**Exercise:** Locate the string "mesures" in the listing below. Copy every line where it is found.

**Information shown:**
____________________

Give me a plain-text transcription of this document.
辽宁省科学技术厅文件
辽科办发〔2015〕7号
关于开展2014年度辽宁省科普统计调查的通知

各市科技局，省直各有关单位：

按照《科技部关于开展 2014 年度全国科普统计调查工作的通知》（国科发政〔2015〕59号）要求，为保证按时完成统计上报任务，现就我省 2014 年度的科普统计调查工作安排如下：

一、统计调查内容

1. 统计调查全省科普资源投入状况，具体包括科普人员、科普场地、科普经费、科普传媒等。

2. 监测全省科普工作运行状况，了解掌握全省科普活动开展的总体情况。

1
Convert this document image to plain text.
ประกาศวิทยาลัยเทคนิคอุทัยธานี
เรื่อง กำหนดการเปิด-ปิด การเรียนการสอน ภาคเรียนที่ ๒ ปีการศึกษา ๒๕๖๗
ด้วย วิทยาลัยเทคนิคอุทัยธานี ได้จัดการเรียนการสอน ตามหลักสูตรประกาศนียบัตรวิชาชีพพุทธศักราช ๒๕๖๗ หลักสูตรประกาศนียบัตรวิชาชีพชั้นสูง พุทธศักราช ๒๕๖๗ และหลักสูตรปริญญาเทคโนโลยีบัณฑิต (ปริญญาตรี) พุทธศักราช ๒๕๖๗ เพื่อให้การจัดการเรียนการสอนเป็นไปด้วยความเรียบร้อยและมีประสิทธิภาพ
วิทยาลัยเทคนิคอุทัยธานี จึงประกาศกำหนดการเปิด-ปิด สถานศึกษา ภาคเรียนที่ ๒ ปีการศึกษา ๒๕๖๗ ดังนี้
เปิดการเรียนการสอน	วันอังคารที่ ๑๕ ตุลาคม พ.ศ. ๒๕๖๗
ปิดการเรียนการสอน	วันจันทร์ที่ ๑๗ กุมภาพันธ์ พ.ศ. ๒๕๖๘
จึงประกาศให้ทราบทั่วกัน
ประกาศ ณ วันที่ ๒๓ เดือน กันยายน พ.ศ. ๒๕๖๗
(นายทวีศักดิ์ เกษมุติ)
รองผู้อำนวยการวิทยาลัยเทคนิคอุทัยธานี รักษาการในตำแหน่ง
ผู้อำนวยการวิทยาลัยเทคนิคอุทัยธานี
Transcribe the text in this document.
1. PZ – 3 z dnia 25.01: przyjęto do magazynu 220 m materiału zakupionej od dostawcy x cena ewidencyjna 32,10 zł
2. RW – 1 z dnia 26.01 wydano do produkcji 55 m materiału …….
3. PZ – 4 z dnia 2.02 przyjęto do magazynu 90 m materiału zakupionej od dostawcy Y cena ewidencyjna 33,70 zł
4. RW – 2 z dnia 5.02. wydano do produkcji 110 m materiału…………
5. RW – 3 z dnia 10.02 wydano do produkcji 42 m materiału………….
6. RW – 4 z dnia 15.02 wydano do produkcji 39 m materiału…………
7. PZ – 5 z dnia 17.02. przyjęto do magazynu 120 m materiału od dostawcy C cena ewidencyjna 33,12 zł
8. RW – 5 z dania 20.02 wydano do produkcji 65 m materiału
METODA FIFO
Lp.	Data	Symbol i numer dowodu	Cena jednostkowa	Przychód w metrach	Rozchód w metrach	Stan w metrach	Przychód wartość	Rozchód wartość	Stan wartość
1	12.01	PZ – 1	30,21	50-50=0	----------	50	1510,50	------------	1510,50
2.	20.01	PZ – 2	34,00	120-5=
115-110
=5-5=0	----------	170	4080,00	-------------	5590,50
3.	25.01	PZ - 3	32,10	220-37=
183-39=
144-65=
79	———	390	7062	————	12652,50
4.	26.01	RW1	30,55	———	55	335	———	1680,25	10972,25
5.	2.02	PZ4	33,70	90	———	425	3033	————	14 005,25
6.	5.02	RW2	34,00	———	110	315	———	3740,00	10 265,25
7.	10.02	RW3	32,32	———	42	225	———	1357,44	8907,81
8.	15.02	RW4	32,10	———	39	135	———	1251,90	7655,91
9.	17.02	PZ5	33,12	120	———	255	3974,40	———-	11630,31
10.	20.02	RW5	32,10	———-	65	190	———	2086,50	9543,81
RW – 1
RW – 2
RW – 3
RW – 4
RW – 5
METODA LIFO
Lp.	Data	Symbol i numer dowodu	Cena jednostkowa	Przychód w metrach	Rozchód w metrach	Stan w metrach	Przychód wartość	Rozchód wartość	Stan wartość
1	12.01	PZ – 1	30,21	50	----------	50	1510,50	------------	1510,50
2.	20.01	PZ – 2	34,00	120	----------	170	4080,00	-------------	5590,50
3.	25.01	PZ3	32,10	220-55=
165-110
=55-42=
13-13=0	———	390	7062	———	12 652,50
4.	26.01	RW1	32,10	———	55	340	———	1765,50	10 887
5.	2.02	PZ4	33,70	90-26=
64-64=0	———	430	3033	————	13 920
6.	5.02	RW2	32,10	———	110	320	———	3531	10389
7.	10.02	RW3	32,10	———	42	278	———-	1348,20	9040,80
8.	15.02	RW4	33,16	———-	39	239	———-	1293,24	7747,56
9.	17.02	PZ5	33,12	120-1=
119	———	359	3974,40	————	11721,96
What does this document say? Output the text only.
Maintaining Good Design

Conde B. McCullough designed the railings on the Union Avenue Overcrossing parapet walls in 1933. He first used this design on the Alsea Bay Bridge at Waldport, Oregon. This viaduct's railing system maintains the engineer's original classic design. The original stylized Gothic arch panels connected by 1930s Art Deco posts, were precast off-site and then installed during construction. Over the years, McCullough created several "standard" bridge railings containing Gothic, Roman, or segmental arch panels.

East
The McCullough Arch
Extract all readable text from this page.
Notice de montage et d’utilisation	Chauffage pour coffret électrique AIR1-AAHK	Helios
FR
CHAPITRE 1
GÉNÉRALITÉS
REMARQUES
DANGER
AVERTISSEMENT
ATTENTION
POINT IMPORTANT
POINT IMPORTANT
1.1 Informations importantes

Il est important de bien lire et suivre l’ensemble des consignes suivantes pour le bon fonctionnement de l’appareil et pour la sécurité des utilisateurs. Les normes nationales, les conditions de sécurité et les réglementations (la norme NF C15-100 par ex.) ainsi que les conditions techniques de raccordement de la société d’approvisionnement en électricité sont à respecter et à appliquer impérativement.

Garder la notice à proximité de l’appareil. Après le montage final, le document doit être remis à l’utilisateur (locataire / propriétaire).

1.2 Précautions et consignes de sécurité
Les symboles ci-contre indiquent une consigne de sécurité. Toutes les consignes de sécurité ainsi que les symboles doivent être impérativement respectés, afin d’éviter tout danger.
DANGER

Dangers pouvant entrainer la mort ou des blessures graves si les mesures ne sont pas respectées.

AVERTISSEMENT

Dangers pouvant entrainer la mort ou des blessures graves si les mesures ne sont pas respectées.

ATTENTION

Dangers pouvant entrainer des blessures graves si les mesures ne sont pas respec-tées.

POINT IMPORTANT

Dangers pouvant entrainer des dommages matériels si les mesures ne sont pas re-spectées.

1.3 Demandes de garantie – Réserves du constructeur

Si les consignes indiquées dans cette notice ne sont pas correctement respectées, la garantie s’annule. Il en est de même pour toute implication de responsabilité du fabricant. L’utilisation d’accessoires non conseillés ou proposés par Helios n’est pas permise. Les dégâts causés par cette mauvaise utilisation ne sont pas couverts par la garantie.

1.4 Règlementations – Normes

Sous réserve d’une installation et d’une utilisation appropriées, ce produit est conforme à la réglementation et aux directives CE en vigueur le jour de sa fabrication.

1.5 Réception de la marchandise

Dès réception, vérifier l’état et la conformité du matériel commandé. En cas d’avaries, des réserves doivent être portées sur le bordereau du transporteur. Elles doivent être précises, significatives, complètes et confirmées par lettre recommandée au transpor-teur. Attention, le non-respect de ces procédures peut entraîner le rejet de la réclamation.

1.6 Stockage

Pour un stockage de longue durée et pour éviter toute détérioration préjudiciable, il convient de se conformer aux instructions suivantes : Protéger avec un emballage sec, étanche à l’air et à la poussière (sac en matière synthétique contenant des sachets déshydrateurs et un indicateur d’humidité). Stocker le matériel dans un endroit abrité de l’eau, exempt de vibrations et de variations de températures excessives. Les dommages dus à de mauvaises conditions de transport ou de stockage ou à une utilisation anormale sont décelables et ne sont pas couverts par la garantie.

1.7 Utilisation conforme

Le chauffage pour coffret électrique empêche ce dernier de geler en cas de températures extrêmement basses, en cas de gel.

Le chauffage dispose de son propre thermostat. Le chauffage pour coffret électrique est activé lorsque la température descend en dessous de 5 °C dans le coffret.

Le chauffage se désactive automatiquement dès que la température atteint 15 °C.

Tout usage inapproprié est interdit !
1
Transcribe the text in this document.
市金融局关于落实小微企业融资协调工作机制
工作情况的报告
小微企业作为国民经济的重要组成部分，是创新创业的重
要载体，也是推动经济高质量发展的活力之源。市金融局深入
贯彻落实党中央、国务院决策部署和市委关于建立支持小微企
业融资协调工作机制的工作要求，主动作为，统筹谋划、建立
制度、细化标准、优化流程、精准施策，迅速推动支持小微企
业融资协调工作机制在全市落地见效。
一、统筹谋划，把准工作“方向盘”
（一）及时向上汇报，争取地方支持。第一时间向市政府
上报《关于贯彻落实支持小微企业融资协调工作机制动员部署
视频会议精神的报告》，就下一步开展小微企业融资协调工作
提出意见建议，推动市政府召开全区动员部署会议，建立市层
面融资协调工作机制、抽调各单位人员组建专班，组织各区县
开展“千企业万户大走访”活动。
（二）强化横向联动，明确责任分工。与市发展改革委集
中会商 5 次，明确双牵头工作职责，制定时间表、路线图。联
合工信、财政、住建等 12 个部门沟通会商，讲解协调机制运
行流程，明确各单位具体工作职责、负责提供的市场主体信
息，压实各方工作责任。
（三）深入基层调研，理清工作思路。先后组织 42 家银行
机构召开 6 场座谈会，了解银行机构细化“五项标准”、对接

____________________

**Reply to the exercise:**
Dangers pouvant entrainer la mort ou des blessures graves si les mesures ne sont pas respectées.
Dangers pouvant entrainer la mort ou des blessures graves si les mesures ne sont pas respectées.
Dangers pouvant entrainer des blessures graves si les mesures ne sont pas respec-tées.
Dangers pouvant entrainer des dommages matériels si les mesures ne sont pas re-spectées.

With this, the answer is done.